#### Task directions
Copy out all lines that hold "before".
* start Given data *
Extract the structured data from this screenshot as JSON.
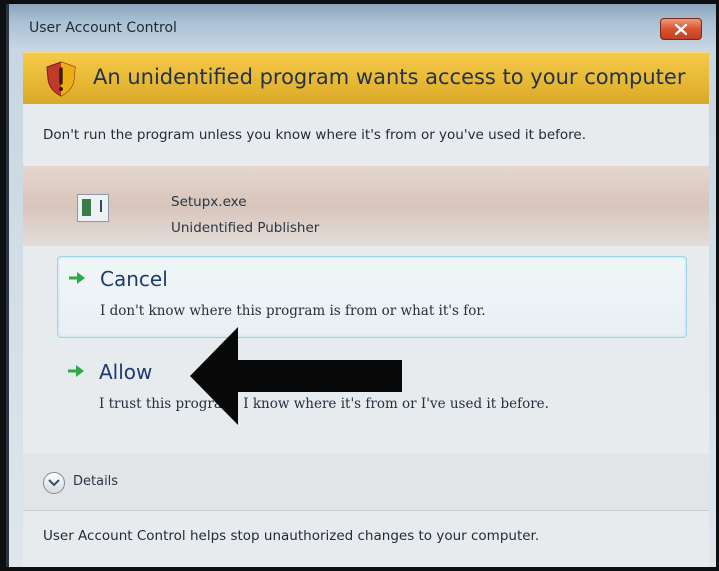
{
  "dialog": {
    "title": "User Account Control",
    "banner_text": "An unidentified program wants access to your computer",
    "warning_text": "Don't run the program unless you know where it's from or you've used it before.",
    "program": {
      "name": "Setupx.exe",
      "publisher": "Unidentified Publisher"
    },
    "options": [
      {
        "title": "Cancel",
        "description": "I don't know where this program is from or what it's for."
      },
      {
        "title": "Allow",
        "description": "I trust this program. I know where it's from or I've used it before."
      }
    ],
    "details_label": "Details",
    "footer_text": "User Account Control helps stop unauthorized changes to your computer."
  },
  "icons": {
    "close": "close-icon",
    "shield": "shield-warning-icon",
    "option_arrow": "green-arrow-icon",
    "details": "chevron-down-icon",
    "annotation": "black-arrow-icon"
  },
  "colors": {
    "banner": "#e8b834",
    "close_button": "#d8542f",
    "option_arrow": "#2fa84a",
    "option_title": "#1e3b6e"
  }
}
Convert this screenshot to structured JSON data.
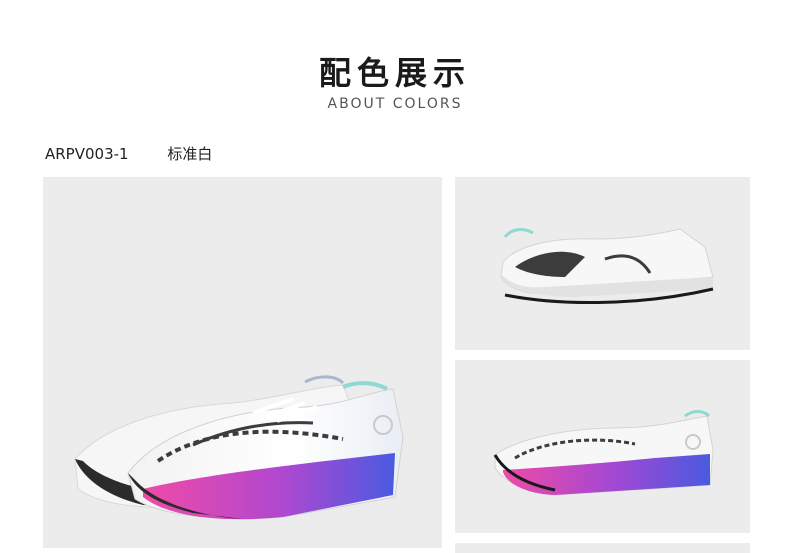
{
  "header": {
    "title": "配色展示",
    "subtitle": "ABOUT COLORS"
  },
  "variant": {
    "code": "ARPV003-1",
    "color_name": "标准白"
  },
  "palette": {
    "background": "#ececec",
    "shoe_upper": "#f7f7f7",
    "gradient_start": "#f04aa6",
    "gradient_mid": "#9a48d8",
    "gradient_end": "#4a5ae0",
    "logo_dark": "#3c3c3c",
    "accent_mint": "#8fd9d2"
  },
  "photos": [
    {
      "name": "main-view"
    },
    {
      "name": "side-view-plain"
    },
    {
      "name": "side-view-gradient"
    }
  ]
}
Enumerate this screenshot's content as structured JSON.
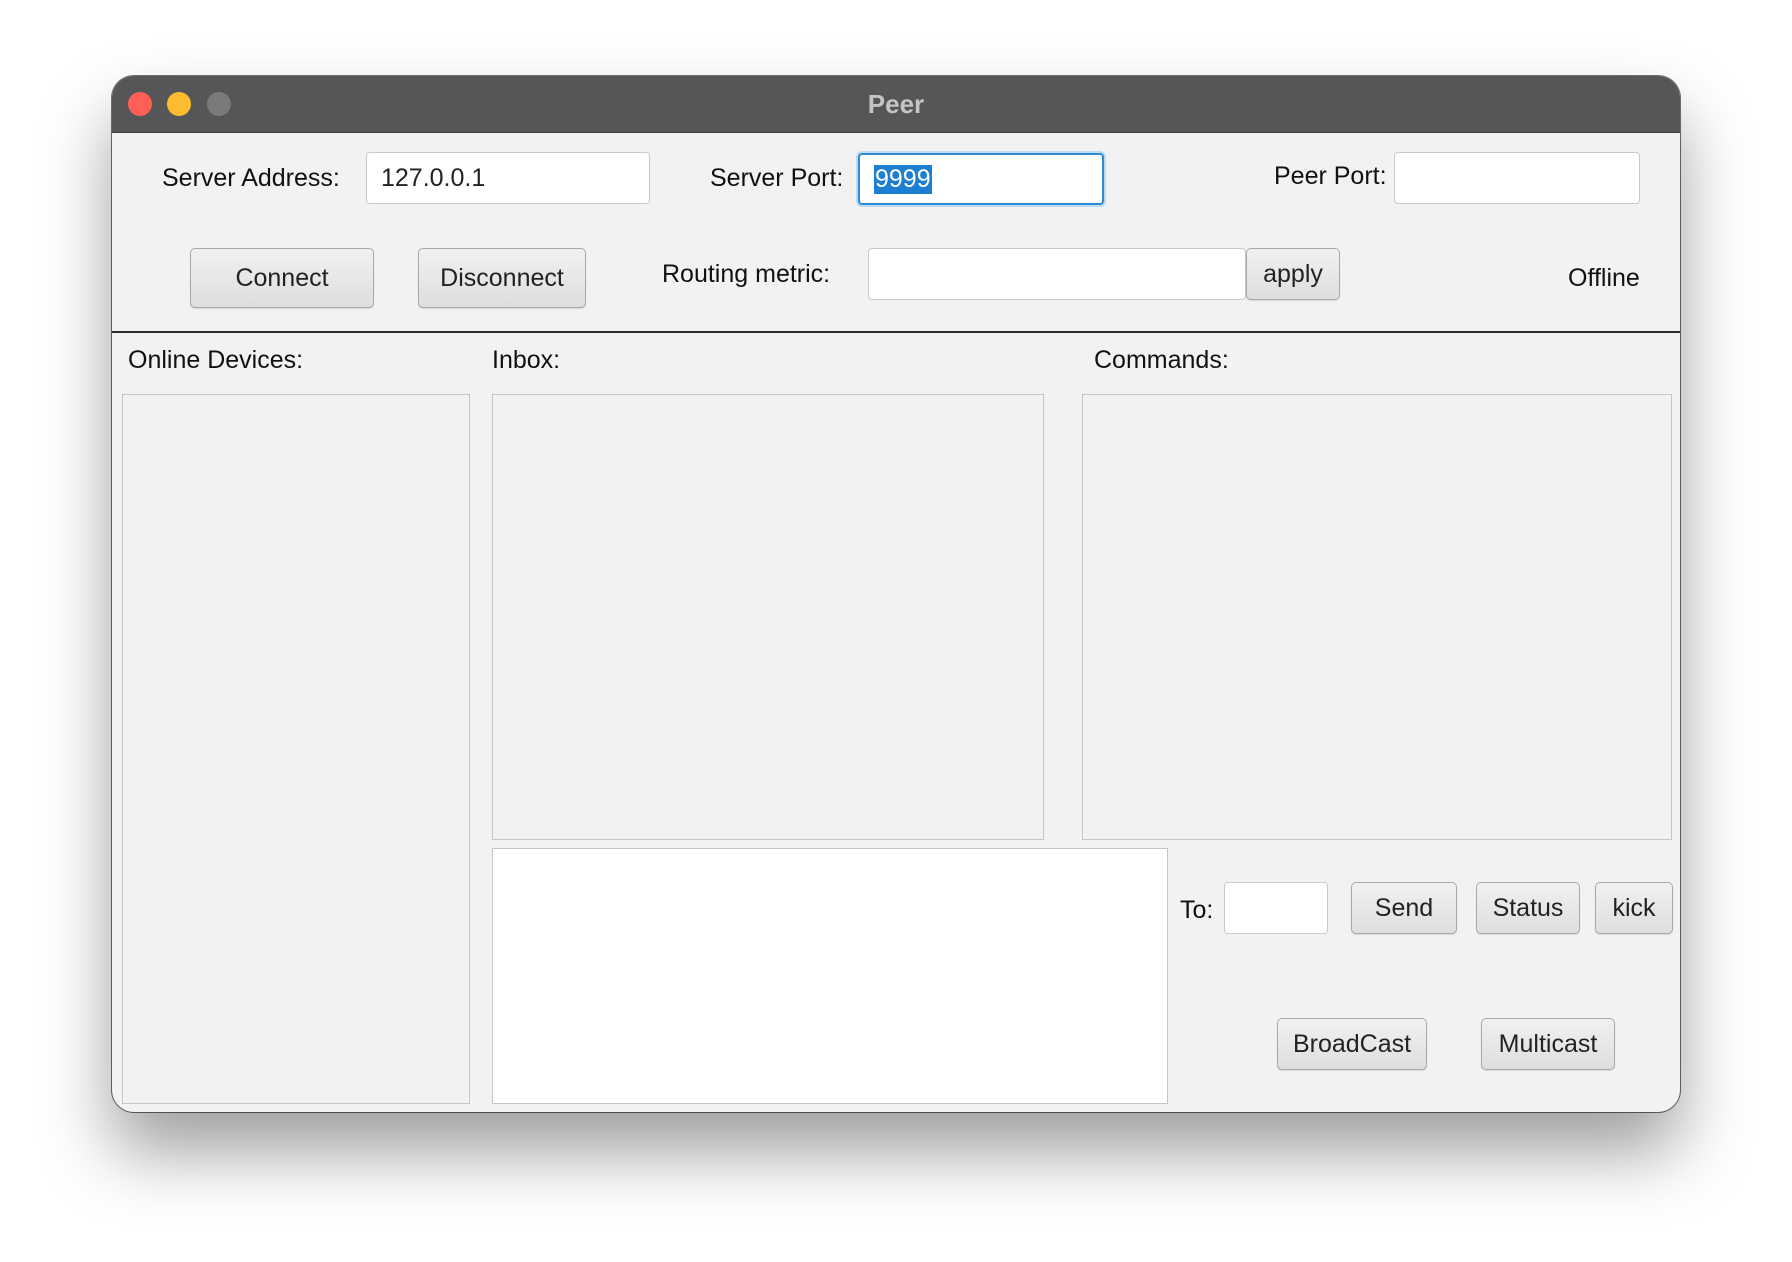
{
  "window": {
    "title": "Peer",
    "controls": [
      "close",
      "minimize",
      "maximize"
    ]
  },
  "connection": {
    "server_address_label": "Server Address:",
    "server_address_value": "127.0.0.1",
    "server_port_label": "Server Port:",
    "server_port_value": "9999",
    "peer_port_label": "Peer Port:",
    "peer_port_value": "",
    "connect_label": "Connect",
    "disconnect_label": "Disconnect",
    "routing_metric_label": "Routing metric:",
    "routing_metric_value": "",
    "apply_label": "apply",
    "status": "Offline"
  },
  "panels": {
    "online_devices_label": "Online Devices:",
    "inbox_label": "Inbox:",
    "commands_label": "Commands:"
  },
  "compose": {
    "message_value": "",
    "to_label": "To:",
    "to_value": "",
    "send_label": "Send",
    "status_label": "Status",
    "kick_label": "kick",
    "broadcast_label": "BroadCast",
    "multicast_label": "Multicast"
  }
}
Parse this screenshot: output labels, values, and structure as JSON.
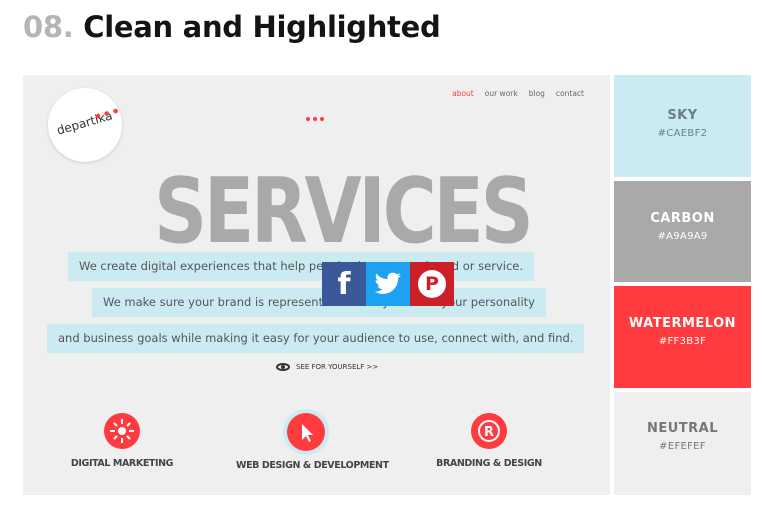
* end Given data *
#### Task result
    "warning_text": "Don't run the program unless you know where it's from or you've used it before.",
        "description": "I trust this program. I know where it's from or I've used it before."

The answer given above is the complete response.